_Task to carry out_
Repeat each entry in full, exactly.

_Input data_
_ _ _ _
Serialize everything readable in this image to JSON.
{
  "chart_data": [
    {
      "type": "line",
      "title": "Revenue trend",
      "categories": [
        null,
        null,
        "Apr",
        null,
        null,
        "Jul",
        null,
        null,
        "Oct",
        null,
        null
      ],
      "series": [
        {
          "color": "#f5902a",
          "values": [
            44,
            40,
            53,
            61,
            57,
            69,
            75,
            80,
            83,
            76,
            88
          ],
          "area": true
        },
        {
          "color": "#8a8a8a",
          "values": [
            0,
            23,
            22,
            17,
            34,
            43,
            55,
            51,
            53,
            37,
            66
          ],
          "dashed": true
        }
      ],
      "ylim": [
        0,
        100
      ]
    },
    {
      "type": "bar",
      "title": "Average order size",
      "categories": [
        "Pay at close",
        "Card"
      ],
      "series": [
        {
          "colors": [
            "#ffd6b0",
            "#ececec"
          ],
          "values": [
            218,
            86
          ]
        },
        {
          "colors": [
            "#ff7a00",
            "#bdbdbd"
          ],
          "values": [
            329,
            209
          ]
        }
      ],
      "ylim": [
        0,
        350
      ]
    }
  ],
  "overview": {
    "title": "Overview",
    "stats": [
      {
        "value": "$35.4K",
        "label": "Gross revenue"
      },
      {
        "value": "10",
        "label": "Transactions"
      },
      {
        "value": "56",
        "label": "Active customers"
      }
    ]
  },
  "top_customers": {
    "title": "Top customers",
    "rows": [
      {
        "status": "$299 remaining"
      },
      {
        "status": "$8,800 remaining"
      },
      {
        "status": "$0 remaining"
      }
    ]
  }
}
_ _ _ _
_Completed task_
Serialize everything readable in this image to JSON.
{
  "chart_data": [
    {
      "type": "line",
      "title": "Revenue trend",
      "categories": [
        null,
        null,
        "Apr",
        null,
        null,
        "Jul",
        null,
        null,
        "Oct",
        null,
        null
      ],
      "series": [
        {
          "color": "#f5902a",
          "values": [
            44,
            40,
            53,
            61,
            57,
            69,
            75,
            80,
            83,
            76,
            88
          ],
          "area": true
        },
        {
          "color": "#8a8a8a",
          "values": [
            0,
            23,
            22,
            17,
            34,
            43,
            55,
            51,
            53,
            37,
            66
          ],
          "dashed": true
        }
      ],
      "ylim": [
        0,
        100
      ]
    },
    {
      "type": "bar",
      "title": "Average order size",
      "categories": [
        "Pay at close",
        "Card"
      ],
      "series": [
        {
          "colors": [
            "#ffd6b0",
            "#ececec"
          ],
          "values": [
            218,
            86
          ]
        },
        {
          "colors": [
            "#ff7a00",
            "#bdbdbd"
          ],
          "values": [
            329,
            209
          ]
        }
      ],
      "ylim": [
        0,
        350
      ]
    }
  ],
  "overview": {
    "title": "Overview",
    "stats": [
      {
        "value": "$35.4K",
        "label": "Gross revenue"
      },
      {
        "value": "10",
        "label": "Transactions"
      },
      {
        "value": "56",
        "label": "Active customers"
      }
    ]
  },
  "top_customers": {
    "title": "Top customers",
    "rows": [
      {
        "status": "$299 remaining"
      },
      {
        "status": "$8,800 remaining"
      },
      {
        "status": "$0 remaining"
      }
    ]
  }
}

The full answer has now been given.